**SUPPLIED DATA**:
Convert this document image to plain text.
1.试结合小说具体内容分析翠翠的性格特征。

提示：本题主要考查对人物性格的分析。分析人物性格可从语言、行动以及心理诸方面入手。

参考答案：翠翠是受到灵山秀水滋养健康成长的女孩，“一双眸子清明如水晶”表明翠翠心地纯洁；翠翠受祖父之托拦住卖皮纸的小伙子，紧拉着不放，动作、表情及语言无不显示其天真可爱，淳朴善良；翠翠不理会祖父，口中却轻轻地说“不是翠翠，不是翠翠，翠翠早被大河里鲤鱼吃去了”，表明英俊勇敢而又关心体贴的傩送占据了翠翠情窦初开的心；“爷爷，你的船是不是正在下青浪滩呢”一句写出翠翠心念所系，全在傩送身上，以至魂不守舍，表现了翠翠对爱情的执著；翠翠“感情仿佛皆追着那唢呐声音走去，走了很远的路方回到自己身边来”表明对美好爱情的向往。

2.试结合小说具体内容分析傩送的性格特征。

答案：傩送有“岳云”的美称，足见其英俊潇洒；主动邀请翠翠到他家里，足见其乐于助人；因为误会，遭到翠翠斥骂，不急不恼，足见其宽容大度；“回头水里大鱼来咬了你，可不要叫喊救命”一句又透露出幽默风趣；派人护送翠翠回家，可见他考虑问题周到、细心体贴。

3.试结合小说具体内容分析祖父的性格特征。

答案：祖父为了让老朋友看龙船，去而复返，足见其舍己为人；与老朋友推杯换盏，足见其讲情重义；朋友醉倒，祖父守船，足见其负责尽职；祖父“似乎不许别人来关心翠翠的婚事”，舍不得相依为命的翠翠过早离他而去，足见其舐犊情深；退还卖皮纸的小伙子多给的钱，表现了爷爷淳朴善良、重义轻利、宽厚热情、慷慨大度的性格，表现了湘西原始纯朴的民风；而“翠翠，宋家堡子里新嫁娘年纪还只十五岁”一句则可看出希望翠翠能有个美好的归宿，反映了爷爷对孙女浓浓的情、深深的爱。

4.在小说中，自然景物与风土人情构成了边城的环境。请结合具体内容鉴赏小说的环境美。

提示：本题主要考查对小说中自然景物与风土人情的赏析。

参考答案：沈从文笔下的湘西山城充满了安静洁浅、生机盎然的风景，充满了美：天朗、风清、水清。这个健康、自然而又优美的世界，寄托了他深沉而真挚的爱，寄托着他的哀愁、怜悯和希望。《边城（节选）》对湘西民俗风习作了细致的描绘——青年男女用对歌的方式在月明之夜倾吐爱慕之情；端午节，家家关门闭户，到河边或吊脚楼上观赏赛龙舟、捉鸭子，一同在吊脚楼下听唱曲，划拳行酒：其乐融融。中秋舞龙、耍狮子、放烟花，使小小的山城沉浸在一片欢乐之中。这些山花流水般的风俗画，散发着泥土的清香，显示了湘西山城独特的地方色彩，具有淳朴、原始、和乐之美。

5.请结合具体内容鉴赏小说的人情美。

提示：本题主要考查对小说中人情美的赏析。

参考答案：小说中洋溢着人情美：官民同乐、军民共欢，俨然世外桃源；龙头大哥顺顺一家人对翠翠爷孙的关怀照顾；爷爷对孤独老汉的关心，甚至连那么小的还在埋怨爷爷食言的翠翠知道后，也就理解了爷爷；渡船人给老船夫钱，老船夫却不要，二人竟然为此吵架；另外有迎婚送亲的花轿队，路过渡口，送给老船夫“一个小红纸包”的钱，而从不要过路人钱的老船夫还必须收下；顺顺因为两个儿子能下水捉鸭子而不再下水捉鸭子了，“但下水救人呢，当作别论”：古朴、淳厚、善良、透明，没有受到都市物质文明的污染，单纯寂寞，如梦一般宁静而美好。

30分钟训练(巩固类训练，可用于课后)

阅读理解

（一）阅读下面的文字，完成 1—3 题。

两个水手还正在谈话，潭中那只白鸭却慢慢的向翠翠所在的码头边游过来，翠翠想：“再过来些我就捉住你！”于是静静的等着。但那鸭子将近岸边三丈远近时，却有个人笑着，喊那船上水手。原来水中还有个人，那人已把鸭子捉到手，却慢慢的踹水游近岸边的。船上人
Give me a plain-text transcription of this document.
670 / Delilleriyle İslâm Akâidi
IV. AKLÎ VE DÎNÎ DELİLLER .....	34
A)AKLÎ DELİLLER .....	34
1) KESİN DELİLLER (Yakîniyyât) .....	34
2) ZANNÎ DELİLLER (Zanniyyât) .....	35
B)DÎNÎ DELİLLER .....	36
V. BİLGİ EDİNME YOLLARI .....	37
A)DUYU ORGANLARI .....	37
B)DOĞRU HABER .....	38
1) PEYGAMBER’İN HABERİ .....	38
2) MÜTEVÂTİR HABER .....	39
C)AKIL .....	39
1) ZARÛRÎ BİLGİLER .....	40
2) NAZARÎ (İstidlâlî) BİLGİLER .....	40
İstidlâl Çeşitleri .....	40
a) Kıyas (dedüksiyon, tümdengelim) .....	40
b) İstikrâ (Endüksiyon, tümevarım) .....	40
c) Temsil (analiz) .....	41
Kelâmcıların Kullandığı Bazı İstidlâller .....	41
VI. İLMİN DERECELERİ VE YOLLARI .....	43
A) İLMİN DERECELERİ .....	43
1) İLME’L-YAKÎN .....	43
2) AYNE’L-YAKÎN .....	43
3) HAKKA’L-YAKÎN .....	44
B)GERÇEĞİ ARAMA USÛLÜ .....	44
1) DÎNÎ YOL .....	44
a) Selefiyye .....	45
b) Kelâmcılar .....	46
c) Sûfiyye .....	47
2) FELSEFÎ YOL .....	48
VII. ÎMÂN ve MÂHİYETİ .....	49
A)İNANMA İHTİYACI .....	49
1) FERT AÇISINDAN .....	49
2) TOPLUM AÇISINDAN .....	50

**TASK DETAILS**:
Scan the listing above. Gather each line that contains the word "DERECELERİ".

**FINAL ANSWER**:
VI. İLMİN DERECELERİ VE YOLLARI .....	43
A) İLMİN DERECELERİ .....	43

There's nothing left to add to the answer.